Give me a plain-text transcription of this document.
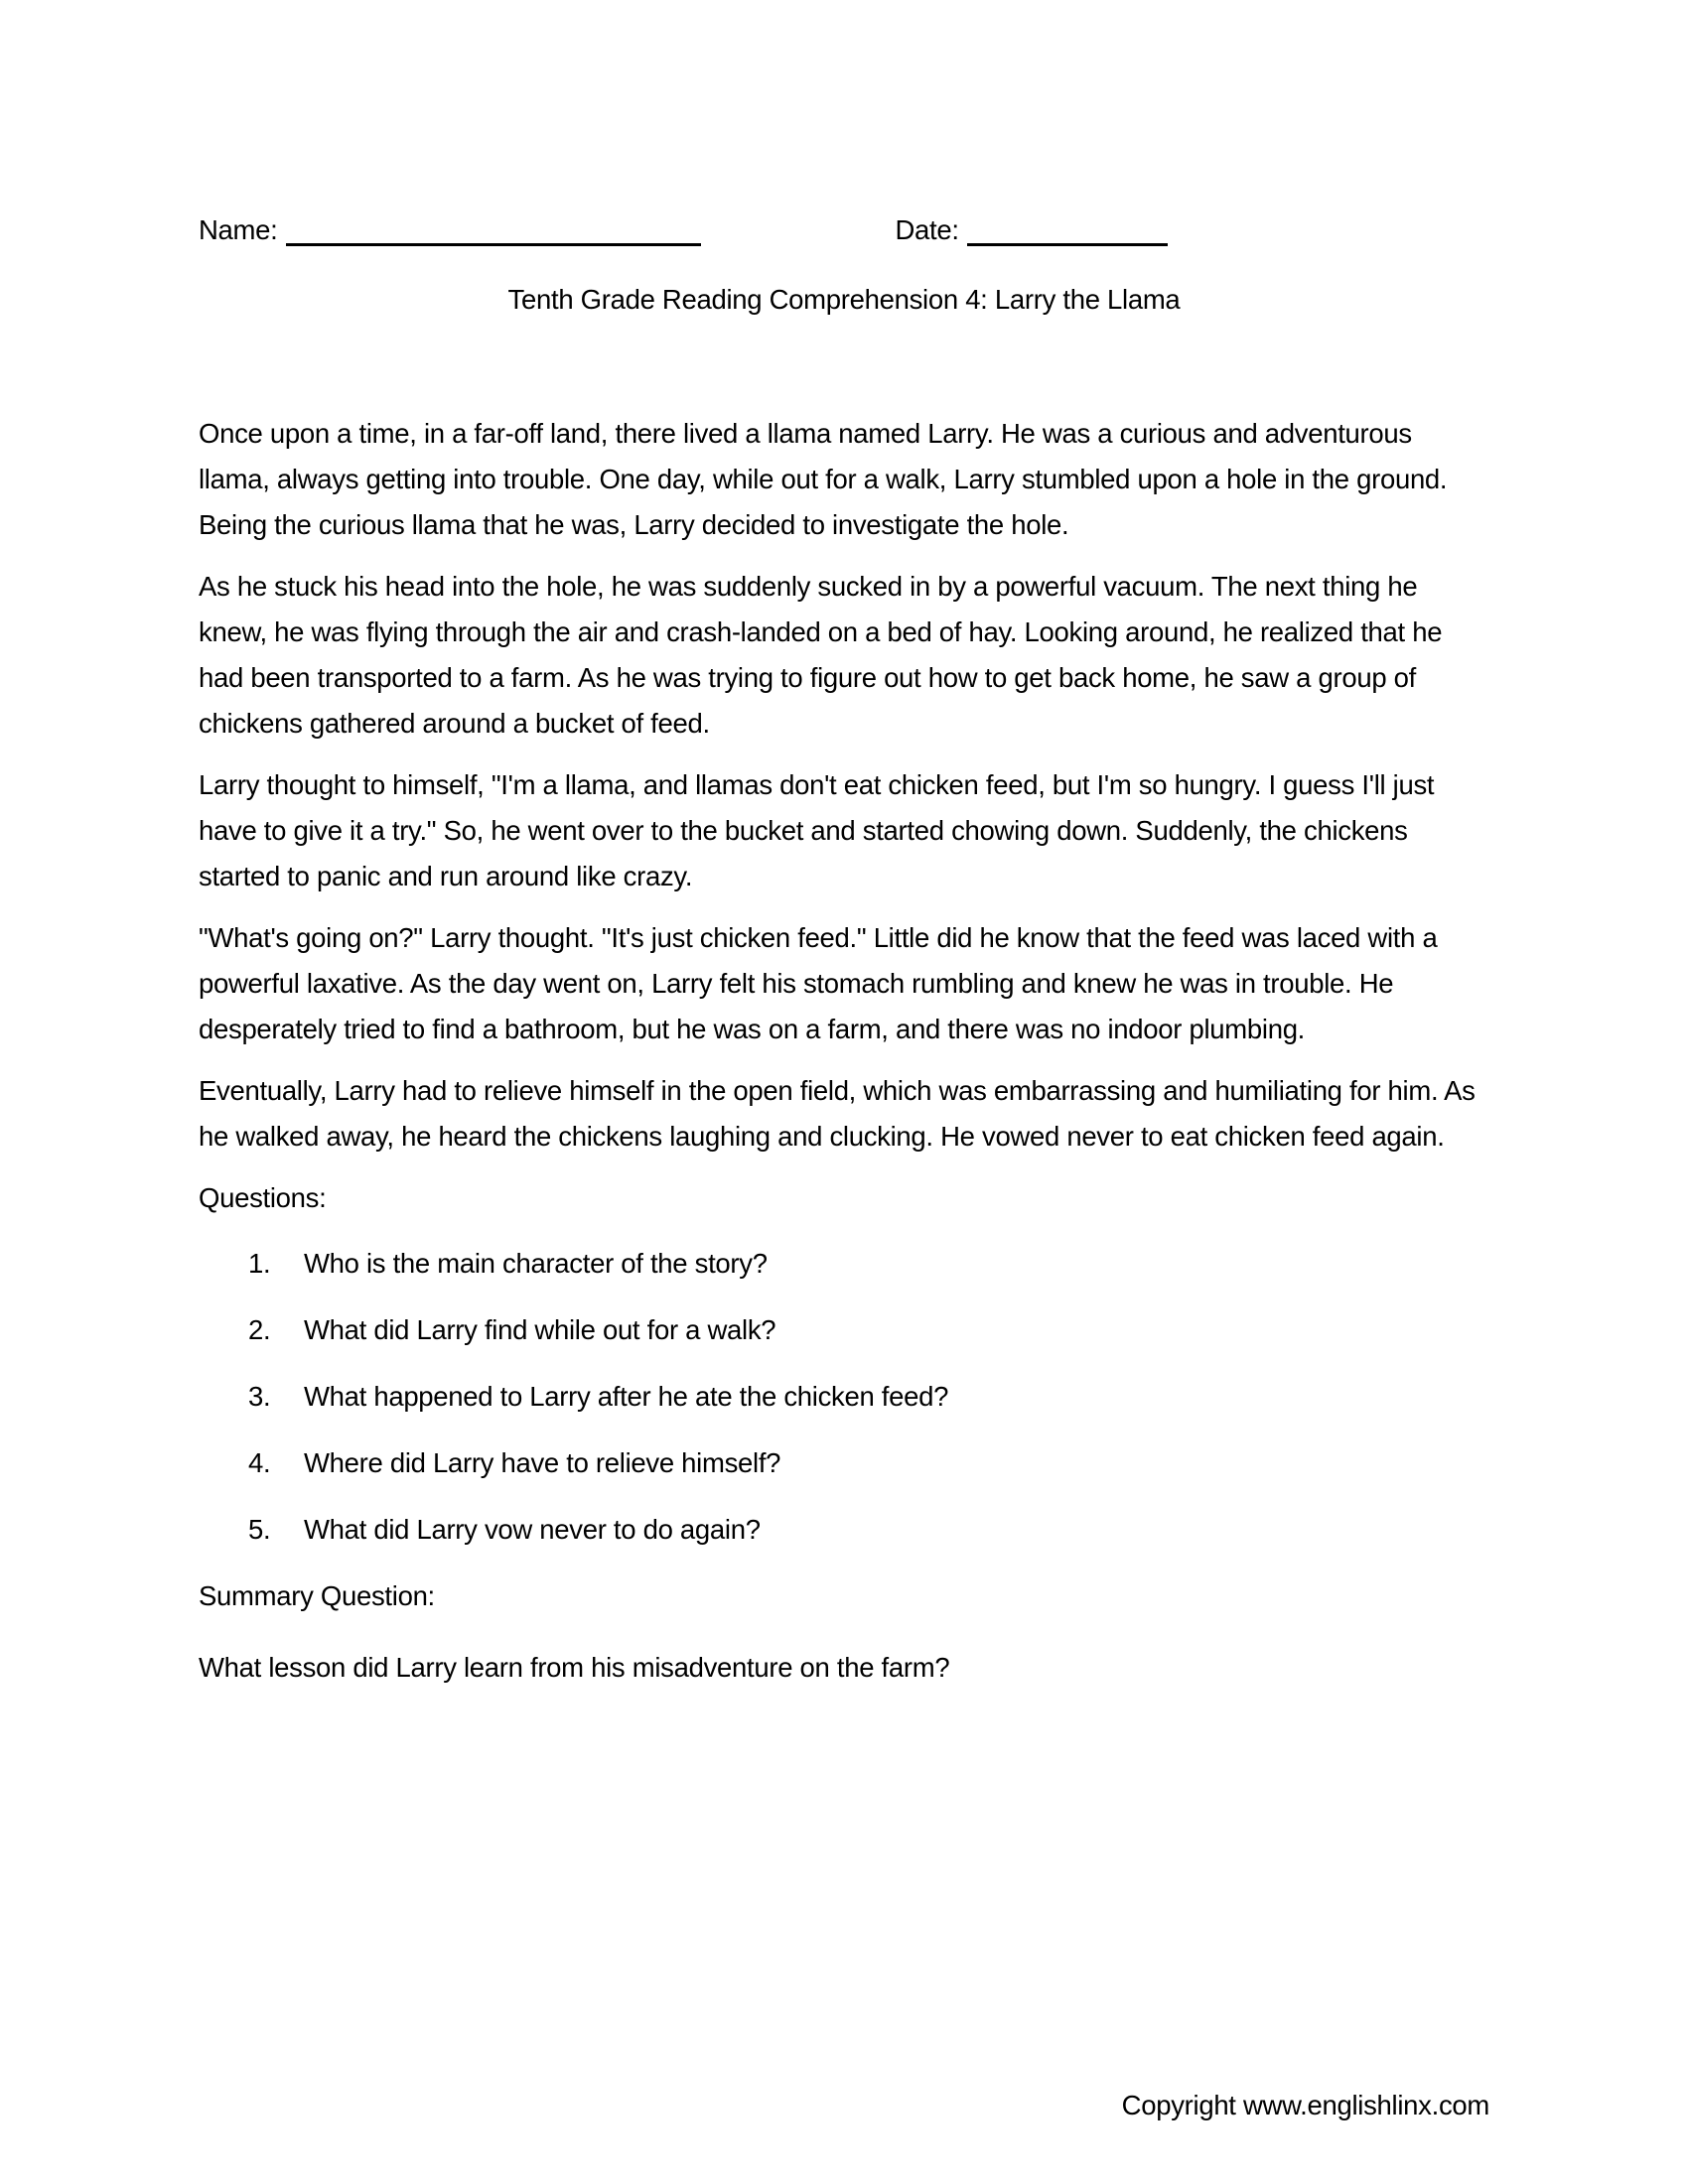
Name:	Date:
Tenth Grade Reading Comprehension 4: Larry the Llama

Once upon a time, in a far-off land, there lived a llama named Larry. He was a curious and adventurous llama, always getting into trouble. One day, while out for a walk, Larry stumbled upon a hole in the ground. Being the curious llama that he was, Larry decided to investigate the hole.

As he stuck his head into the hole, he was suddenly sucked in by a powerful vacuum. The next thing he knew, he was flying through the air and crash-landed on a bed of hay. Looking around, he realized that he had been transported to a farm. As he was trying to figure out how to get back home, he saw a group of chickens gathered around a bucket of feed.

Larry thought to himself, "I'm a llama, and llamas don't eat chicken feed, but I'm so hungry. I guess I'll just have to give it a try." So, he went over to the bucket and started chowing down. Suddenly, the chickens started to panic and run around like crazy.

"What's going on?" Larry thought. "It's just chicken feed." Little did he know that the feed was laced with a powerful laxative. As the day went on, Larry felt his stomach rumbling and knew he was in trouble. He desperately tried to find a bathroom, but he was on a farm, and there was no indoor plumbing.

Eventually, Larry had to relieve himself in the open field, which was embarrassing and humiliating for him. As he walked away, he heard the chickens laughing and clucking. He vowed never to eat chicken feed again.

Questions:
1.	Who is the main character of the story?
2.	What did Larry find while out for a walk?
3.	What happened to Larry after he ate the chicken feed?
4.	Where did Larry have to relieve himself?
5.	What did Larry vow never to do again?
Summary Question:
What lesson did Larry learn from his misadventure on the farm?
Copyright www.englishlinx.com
□ □ □ □
Work to complete
With the pictures left out, transcribe the material exactly.

Result for this exercise
Give me a plain-text transcription of this document.
Name:	Date:
Tenth Grade Reading Comprehension 4: Larry the Llama

Once upon a time, in a far-off land, there lived a llama named Larry. He was a curious and adventurous llama, always getting into trouble. One day, while out for a walk, Larry stumbled upon a hole in the ground. Being the curious llama that he was, Larry decided to investigate the hole.

As he stuck his head into the hole, he was suddenly sucked in by a powerful vacuum. The next thing he knew, he was flying through the air and crash-landed on a bed of hay. Looking around, he realized that he had been transported to a farm. As he was trying to figure out how to get back home, he saw a group of chickens gathered around a bucket of feed.

Larry thought to himself, "I'm a llama, and llamas don't eat chicken feed, but I'm so hungry. I guess I'll just have to give it a try." So, he went over to the bucket and started chowing down. Suddenly, the chickens started to panic and run around like crazy.

"What's going on?" Larry thought. "It's just chicken feed." Little did he know that the feed was laced with a powerful laxative. As the day went on, Larry felt his stomach rumbling and knew he was in trouble. He desperately tried to find a bathroom, but he was on a farm, and there was no indoor plumbing.

Eventually, Larry had to relieve himself in the open field, which was embarrassing and humiliating for him. As he walked away, he heard the chickens laughing and clucking. He vowed never to eat chicken feed again.

Questions:
1.	Who is the main character of the story?
2.	What did Larry find while out for a walk?
3.	What happened to Larry after he ate the chicken feed?
4.	Where did Larry have to relieve himself?
5.	What did Larry vow never to do again?
Summary Question:
What lesson did Larry learn from his misadventure on the farm?
Copyright www.englishlinx.com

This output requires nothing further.